[Structured figure records]
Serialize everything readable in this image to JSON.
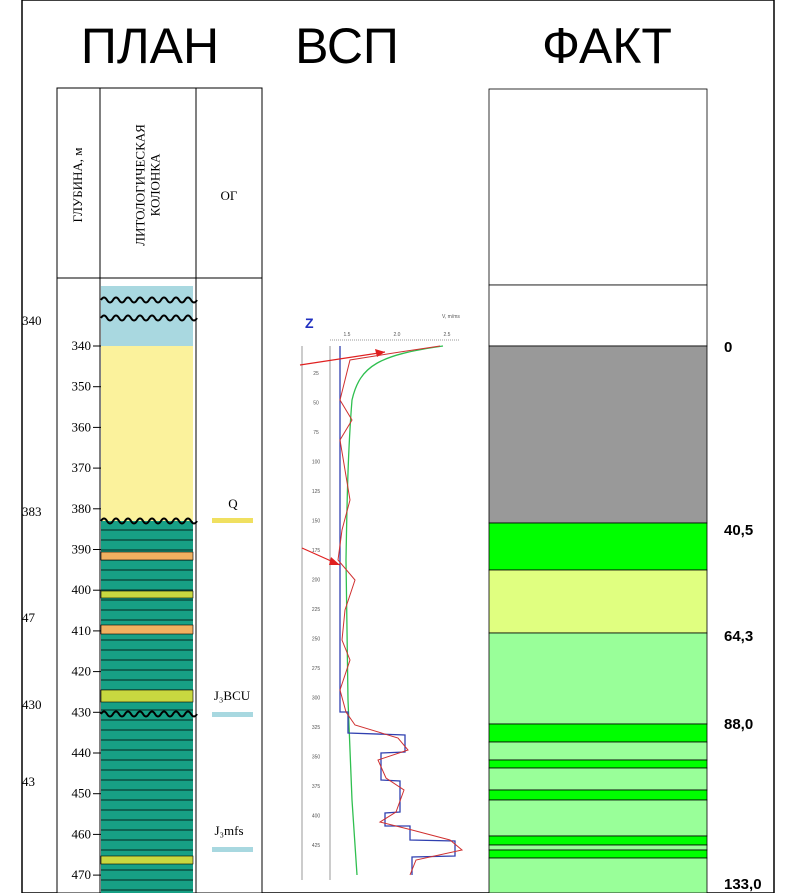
{
  "titles": {
    "plan": "ПЛАН",
    "vsp": "ВСП",
    "fact": "ФАКТ"
  },
  "plan": {
    "columns": [
      [
        "ГЛУБИНА, м"
      ],
      [
        "ЛИТОЛОГИЧЕСКАЯ",
        "КОЛОНКА"
      ],
      [
        "ОГ"
      ]
    ],
    "depth_ticks": [
      "340",
      "350",
      "360",
      "370",
      "380",
      "390",
      "400",
      "410",
      "420",
      "430",
      "440",
      "450",
      "460",
      "470"
    ],
    "side_labels": [
      "340",
      "383",
      "47",
      "430",
      "43"
    ],
    "horizons": [
      "Q",
      "J₃BCU",
      "J₃mfs"
    ]
  },
  "vsp": {
    "axis": "Z",
    "velocity_label": "V, m/ms",
    "velocity_ticks": [
      "1.5",
      "2.0",
      "2.5"
    ],
    "depth_ticks": [
      "25",
      "50",
      "75",
      "100",
      "125",
      "150",
      "175",
      "200",
      "225",
      "250",
      "275",
      "300",
      "325",
      "350",
      "375",
      "400",
      "425"
    ]
  },
  "fact": {
    "labels": [
      "0",
      "40,5",
      "64,3",
      "88,0",
      "133,0"
    ]
  }
}
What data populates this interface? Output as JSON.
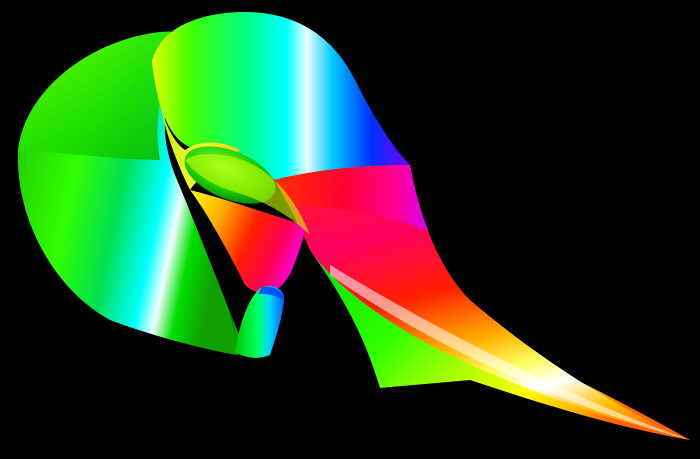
{
  "scene": {
    "background": "#000000",
    "subject": "rendered-3d-parametric-surface",
    "palette": [
      "#00ff00",
      "#00ffff",
      "#0000ff",
      "#ff00ff",
      "#ff0000",
      "#ffff00",
      "#ff8000",
      "#ffffff"
    ]
  }
}
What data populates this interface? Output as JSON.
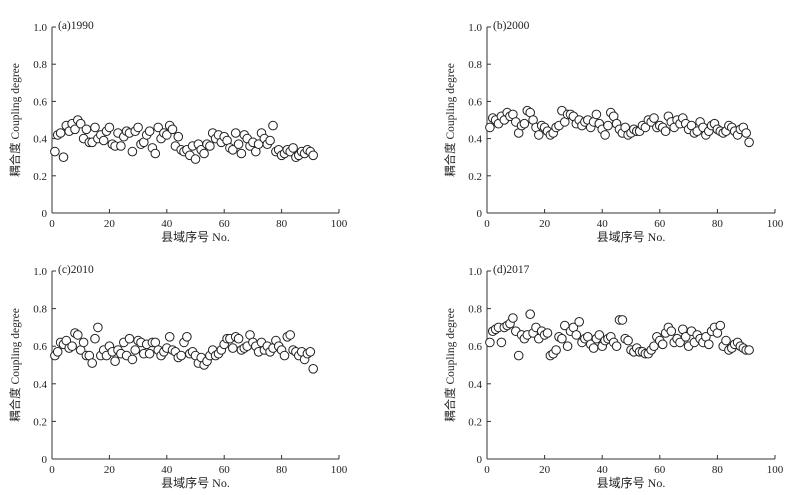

> _Aim of the exercise_
Produce an exact copy of each line of data, skipping embedded images.

> _Solved exercise_
Serialize everything readable in this image to JSON.
{
  "titles": {
    "plan": "ПЛАН",
    "vsp": "ВСП",
    "fact": "ФАКТ"
  },
  "plan": {
    "columns": [
      [
        "ГЛУБИНА, м"
      ],
      [
        "ЛИТОЛОГИЧЕСКАЯ",
        "КОЛОНКА"
      ],
      [
        "ОГ"
      ]
    ],
    "depth_ticks": [
      "340",
      "350",
      "360",
      "370",
      "380",
      "390",
      "400",
      "410",
      "420",
      "430",
      "440",
      "450",
      "460",
      "470"
    ],
    "side_labels": [
      "340",
      "383",
      "47",
      "430",
      "43"
    ],
    "horizons": [
      "Q",
      "J₃BCU",
      "J₃mfs"
    ]
  },
  "vsp": {
    "axis": "Z",
    "velocity_label": "V, m/ms",
    "velocity_ticks": [
      "1.5",
      "2.0",
      "2.5"
    ],
    "depth_ticks": [
      "25",
      "50",
      "75",
      "100",
      "125",
      "150",
      "175",
      "200",
      "225",
      "250",
      "275",
      "300",
      "325",
      "350",
      "375",
      "400",
      "425"
    ]
  },
  "fact": {
    "labels": [
      "0",
      "40,5",
      "64,3",
      "88,0",
      "133,0"
    ]
  }
}
What data populates this interface? Output as JSON.
{
  "scene": {
    "background": "#000000",
    "subject": "rendered-3d-parametric-surface",
    "palette": [
      "#00ff00",
      "#00ffff",
      "#0000ff",
      "#ff00ff",
      "#ff0000",
      "#ffff00",
      "#ff8000",
      "#ffffff"
    ]
  }
}
What data populates this interface? Output as JSON.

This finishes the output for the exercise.